• WHAT IS BEING ASKED
Check every line of the data below for the string "houses", and copy the ones that hold it.

• DATASET
══════════════════════════════

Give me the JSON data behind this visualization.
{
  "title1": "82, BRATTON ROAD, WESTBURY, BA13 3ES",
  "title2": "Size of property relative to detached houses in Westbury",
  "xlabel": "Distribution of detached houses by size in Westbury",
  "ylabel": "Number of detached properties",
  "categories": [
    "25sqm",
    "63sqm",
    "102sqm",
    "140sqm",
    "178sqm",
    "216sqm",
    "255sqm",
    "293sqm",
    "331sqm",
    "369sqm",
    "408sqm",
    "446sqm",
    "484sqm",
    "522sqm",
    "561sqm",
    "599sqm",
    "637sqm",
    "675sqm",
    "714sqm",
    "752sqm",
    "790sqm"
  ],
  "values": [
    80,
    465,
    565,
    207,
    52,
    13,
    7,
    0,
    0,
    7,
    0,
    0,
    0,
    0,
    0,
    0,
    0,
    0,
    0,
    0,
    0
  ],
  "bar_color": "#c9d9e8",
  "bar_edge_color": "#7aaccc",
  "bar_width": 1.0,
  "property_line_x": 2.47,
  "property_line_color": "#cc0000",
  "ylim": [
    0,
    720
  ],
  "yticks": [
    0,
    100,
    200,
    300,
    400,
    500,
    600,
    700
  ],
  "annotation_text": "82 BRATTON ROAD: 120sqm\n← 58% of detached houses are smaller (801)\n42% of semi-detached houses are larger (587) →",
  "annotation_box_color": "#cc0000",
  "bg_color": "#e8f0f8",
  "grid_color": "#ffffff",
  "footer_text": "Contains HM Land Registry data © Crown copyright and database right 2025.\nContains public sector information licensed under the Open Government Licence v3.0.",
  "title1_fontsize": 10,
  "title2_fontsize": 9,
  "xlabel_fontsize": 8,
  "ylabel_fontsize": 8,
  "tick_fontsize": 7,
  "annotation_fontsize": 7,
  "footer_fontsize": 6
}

══════════════════════════════

• RESPONSE
  "title2": "Size of property relative to detached houses in Westbury",
  "xlabel": "Distribution of detached houses by size in Westbury",
  "annotation_text": "82 BRATTON ROAD: 120sqm\n← 58% of detached houses are smaller (801)\n42% of semi-detached houses are larger (587) →",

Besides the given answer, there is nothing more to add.